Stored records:
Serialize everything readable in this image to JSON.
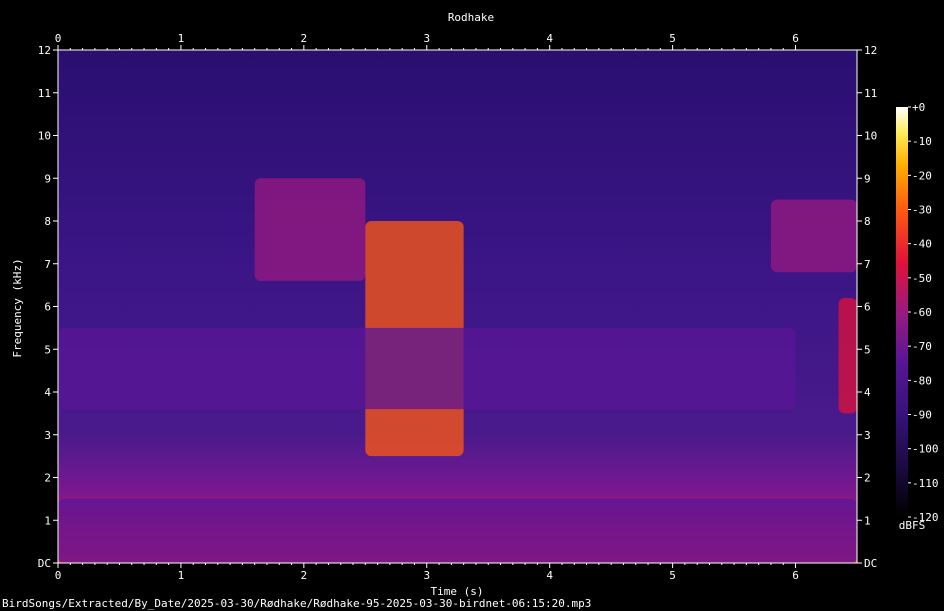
{
  "chart_data": {
    "type": "heatmap",
    "title": "Rodhake",
    "xlabel": "Time (s)",
    "ylabel": "Frequency (kHz)",
    "x_range": [
      0,
      6.5
    ],
    "y_range": [
      0,
      12
    ],
    "x_ticks": [
      "0",
      "1",
      "2",
      "3",
      "4",
      "5",
      "6"
    ],
    "y_ticks": [
      "DC",
      "1",
      "2",
      "3",
      "4",
      "5",
      "6",
      "7",
      "8",
      "9",
      "10",
      "11",
      "12"
    ],
    "colorbar": {
      "unit": "dBFS",
      "ticks": [
        "+0",
        "-10",
        "-20",
        "-30",
        "-40",
        "-50",
        "-60",
        "-70",
        "-80",
        "-90",
        "-100",
        "-110",
        "-120"
      ],
      "range": [
        -120,
        0
      ],
      "colormap": "black-purple-red-orange-yellow-white"
    },
    "background_level_dbfs": -95,
    "energy_regions": [
      {
        "t": [
          1.6,
          2.5
        ],
        "f": [
          6.6,
          9.0
        ],
        "level_dbfs": -50
      },
      {
        "t": [
          2.5,
          3.3
        ],
        "f": [
          2.5,
          8.0
        ],
        "level_dbfs": -25
      },
      {
        "t": [
          0.0,
          6.5
        ],
        "f": [
          0.0,
          1.5
        ],
        "level_dbfs": -65
      },
      {
        "t": [
          5.8,
          6.5
        ],
        "f": [
          6.8,
          8.5
        ],
        "level_dbfs": -50
      },
      {
        "t": [
          6.35,
          6.5
        ],
        "f": [
          3.5,
          6.2
        ],
        "level_dbfs": -35
      },
      {
        "t": [
          0.0,
          6.0
        ],
        "f": [
          3.6,
          5.5
        ],
        "level_dbfs": -72
      }
    ]
  },
  "footer": "BirdSongs/Extracted/By_Date/2025-03-30/Rødhake/Rødhake-95-2025-03-30-birdnet-06:15:20.mp3"
}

§ PROBLEM TO SOLVE
Except for the pictures, copy every line of the records above exactly.

§ RESULT FOR THIS EXERCISE
Serialize everything readable in this image to JSON.
{
  "chart_data": {
    "type": "heatmap",
    "title": "Rodhake",
    "xlabel": "Time (s)",
    "ylabel": "Frequency (kHz)",
    "x_range": [
      0,
      6.5
    ],
    "y_range": [
      0,
      12
    ],
    "x_ticks": [
      "0",
      "1",
      "2",
      "3",
      "4",
      "5",
      "6"
    ],
    "y_ticks": [
      "DC",
      "1",
      "2",
      "3",
      "4",
      "5",
      "6",
      "7",
      "8",
      "9",
      "10",
      "11",
      "12"
    ],
    "colorbar": {
      "unit": "dBFS",
      "ticks": [
        "+0",
        "-10",
        "-20",
        "-30",
        "-40",
        "-50",
        "-60",
        "-70",
        "-80",
        "-90",
        "-100",
        "-110",
        "-120"
      ],
      "range": [
        -120,
        0
      ],
      "colormap": "black-purple-red-orange-yellow-white"
    },
    "background_level_dbfs": -95,
    "energy_regions": [
      {
        "t": [
          1.6,
          2.5
        ],
        "f": [
          6.6,
          9.0
        ],
        "level_dbfs": -50
      },
      {
        "t": [
          2.5,
          3.3
        ],
        "f": [
          2.5,
          8.0
        ],
        "level_dbfs": -25
      },
      {
        "t": [
          0.0,
          6.5
        ],
        "f": [
          0.0,
          1.5
        ],
        "level_dbfs": -65
      },
      {
        "t": [
          5.8,
          6.5
        ],
        "f": [
          6.8,
          8.5
        ],
        "level_dbfs": -50
      },
      {
        "t": [
          6.35,
          6.5
        ],
        "f": [
          3.5,
          6.2
        ],
        "level_dbfs": -35
      },
      {
        "t": [
          0.0,
          6.0
        ],
        "f": [
          3.6,
          5.5
        ],
        "level_dbfs": -72
      }
    ]
  },
  "footer": "BirdSongs/Extracted/By_Date/2025-03-30/Rødhake/Rødhake-95-2025-03-30-birdnet-06:15:20.mp3"
}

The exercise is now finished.